One characteristic that physicians treating epilepsy should consider is the potential for hepatic induction. Importantly, some of the most powerful hepatic inducing agents are antiepileptic drugs (phenytoin, carbamazepine, phenobarbital). Induction is caused by increased synthesis of metabolizing enzyme, which takes up to three weeks. By increasing metabolism through selected pathways, hepatic induction affects all substrates metabolized through those pathways, including hormones, vitamins, and other drugs. Induction is usually widespread (affecting many hepatically metabolized drugs) and it will shorten the plasma half-lives of inducible drugs given concomitantly. It may also increase conversion to an active metabolite.

☆ ☆ ☆ ☆

▶ PROBLEM DETAILS
Extend the passage on hepatic induction by antiepileptic drugs, starting after its final sentence.

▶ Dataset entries
☆ ☆ ☆ ☆

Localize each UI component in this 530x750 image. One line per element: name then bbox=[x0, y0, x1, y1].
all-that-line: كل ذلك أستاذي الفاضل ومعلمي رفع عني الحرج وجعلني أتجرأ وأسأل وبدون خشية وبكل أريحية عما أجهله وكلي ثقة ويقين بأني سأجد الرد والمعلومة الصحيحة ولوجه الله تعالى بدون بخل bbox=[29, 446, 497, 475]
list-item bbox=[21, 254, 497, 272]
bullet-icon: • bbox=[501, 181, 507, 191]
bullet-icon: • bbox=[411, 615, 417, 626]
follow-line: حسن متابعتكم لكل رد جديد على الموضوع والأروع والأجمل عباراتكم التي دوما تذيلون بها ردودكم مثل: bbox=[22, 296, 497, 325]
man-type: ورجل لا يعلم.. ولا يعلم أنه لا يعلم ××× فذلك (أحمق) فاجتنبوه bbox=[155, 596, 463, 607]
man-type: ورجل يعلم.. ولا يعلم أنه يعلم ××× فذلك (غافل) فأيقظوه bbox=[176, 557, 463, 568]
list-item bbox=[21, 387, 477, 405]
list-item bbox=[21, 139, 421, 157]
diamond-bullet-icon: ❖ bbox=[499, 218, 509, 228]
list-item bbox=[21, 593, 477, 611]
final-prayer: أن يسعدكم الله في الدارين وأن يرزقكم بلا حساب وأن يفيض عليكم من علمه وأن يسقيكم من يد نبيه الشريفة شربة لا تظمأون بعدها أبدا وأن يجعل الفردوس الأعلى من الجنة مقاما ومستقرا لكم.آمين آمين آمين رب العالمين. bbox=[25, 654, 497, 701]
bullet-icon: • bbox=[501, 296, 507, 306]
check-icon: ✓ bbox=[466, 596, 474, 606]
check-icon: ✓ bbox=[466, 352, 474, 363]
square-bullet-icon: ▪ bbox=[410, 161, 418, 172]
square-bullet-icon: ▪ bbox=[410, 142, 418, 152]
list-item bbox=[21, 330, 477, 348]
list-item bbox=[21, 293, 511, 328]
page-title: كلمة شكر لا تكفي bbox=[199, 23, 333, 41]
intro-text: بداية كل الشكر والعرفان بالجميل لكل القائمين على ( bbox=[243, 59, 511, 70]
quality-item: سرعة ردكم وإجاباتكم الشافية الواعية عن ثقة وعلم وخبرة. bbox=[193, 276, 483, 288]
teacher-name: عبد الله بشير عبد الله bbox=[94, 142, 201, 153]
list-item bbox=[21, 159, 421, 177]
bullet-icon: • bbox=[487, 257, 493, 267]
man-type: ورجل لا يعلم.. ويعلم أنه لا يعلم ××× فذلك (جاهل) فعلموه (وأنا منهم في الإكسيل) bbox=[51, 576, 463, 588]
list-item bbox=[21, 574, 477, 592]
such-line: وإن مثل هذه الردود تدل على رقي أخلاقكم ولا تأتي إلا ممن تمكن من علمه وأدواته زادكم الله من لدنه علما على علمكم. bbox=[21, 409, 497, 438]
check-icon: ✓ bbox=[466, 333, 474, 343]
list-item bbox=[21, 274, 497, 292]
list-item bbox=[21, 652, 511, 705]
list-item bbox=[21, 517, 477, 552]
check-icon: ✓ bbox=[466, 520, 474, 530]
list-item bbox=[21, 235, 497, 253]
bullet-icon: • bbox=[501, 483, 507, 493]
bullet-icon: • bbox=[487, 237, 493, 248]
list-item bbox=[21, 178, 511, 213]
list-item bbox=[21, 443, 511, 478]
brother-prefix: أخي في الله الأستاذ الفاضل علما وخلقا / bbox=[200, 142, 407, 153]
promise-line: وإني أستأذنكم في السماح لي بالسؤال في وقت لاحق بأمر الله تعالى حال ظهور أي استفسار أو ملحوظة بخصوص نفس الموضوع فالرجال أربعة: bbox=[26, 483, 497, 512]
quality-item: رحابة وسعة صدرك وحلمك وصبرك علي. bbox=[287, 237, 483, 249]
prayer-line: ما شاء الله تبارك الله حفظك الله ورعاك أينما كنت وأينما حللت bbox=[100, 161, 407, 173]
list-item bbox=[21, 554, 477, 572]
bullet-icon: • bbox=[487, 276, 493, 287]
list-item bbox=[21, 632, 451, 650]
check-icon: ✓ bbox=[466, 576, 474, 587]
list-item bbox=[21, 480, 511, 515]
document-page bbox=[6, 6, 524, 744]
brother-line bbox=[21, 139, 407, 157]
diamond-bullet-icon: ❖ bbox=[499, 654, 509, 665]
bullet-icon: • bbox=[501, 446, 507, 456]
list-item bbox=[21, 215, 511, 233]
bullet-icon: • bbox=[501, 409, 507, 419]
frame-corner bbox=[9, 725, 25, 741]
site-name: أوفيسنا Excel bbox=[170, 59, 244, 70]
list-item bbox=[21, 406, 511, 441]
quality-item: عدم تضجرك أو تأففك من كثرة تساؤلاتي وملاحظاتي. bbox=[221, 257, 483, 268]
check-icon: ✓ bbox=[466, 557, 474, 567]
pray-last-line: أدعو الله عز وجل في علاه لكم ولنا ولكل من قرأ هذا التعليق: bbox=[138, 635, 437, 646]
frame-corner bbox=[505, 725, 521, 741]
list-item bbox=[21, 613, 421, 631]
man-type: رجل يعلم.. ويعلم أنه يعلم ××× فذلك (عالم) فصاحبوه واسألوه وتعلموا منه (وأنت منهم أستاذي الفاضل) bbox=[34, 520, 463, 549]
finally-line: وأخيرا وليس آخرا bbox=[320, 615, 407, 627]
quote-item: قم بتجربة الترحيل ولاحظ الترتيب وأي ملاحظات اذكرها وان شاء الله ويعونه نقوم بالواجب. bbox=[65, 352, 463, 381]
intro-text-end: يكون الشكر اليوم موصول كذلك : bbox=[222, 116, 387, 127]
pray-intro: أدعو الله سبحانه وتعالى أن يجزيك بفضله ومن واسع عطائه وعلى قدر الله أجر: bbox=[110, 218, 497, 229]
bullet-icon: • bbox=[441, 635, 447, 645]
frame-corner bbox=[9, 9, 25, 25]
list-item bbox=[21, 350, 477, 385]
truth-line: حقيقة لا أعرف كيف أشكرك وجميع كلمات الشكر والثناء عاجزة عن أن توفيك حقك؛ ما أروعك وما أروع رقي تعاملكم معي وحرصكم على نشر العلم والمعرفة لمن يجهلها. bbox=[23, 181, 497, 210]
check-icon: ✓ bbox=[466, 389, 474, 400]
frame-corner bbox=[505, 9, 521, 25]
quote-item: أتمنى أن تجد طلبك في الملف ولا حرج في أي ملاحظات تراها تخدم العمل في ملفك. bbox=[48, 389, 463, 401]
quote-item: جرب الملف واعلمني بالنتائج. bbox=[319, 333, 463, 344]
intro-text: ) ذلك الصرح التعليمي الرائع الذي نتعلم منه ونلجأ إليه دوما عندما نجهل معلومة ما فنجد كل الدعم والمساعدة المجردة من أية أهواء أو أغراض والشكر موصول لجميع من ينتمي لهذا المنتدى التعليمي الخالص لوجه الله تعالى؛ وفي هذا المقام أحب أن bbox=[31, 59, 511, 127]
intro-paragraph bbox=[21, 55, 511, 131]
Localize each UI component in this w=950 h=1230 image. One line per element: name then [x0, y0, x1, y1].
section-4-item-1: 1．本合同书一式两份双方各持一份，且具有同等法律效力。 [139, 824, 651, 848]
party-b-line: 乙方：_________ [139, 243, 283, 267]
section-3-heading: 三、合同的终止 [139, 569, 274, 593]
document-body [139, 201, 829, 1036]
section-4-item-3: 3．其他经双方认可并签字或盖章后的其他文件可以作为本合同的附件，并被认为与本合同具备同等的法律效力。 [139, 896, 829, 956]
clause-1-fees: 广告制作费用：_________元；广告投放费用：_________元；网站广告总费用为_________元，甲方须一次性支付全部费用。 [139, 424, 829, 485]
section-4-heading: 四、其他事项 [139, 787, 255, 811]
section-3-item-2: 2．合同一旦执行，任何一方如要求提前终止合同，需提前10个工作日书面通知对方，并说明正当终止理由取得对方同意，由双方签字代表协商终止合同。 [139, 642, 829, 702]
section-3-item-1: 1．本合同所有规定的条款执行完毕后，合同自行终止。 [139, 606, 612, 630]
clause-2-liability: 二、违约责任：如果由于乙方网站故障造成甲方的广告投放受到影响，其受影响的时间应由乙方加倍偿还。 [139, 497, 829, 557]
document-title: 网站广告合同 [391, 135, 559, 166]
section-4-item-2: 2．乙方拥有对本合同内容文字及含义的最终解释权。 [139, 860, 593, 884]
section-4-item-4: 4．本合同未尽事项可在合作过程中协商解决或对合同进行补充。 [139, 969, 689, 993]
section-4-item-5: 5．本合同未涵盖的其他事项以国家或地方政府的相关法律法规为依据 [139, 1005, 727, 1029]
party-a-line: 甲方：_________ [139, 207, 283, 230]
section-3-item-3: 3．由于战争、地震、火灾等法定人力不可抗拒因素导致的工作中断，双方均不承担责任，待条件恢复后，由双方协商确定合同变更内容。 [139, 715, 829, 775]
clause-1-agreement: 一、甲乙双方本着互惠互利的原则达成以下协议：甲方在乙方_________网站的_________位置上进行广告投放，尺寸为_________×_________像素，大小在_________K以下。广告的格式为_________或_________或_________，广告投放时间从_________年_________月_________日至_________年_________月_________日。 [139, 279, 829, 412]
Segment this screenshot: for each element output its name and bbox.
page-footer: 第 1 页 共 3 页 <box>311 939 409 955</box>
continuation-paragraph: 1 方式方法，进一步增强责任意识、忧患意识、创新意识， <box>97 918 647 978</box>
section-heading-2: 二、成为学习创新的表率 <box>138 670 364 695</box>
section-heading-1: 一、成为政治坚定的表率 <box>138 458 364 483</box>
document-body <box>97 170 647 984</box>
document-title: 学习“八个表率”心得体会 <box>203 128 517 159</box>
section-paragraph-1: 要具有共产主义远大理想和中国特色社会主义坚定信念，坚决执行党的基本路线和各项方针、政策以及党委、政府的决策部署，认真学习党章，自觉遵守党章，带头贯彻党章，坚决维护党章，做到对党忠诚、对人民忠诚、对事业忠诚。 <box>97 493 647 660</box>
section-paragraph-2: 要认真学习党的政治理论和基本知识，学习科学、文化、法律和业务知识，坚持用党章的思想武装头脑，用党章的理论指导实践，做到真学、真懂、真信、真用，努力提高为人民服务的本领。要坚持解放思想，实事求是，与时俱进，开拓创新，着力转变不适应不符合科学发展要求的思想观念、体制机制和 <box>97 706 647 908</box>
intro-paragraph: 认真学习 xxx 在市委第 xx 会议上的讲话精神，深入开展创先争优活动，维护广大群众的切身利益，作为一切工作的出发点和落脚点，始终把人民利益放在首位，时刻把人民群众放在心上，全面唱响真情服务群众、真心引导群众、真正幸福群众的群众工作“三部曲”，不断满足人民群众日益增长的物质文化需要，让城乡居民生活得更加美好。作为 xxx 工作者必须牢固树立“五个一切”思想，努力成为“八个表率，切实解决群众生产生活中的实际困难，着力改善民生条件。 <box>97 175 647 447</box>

☆ ☆ ☆ ☆

▶ ANSWER BOX
Enzyme induction in women can lead to alteration in estrogen levels and increase in vitamin D metabolism, which may contribute to osteomalacia. Additionally, AEDs that cause enzyme induction in women, such as carbamazepine, phenytoin, primidone, and phenobarbital (as well as topiramate, oxcarbazepine, and eslicarbazepine at higher doses) also reduce oral contraceptive efficacy. Strongly inducing AEDs also lower vitamin K during pregnancy.

It is always important to review non-epilepsy medications that patients are receiving and to be watchful for interactions as other drugs are prescribed over the course of time. Induction may reduce effectiveness of commonly used drugs such as statins, anti-depressants, and antibiotics. If drug interactions are not taken into consideration the consequences can be very problematic and in some cases even life threatening. For example, in one study of children with acute lymphoblastic leukemia, 40 children out of 716 were receiving enzyme-inducing AEDs, and these children had a worse outcome in terms of CNS relapse, hematological relapse, and event-free survival, due to induction of chemotherapeutic agents that had been prescribed.7

Question #5: What is the patient’s sex?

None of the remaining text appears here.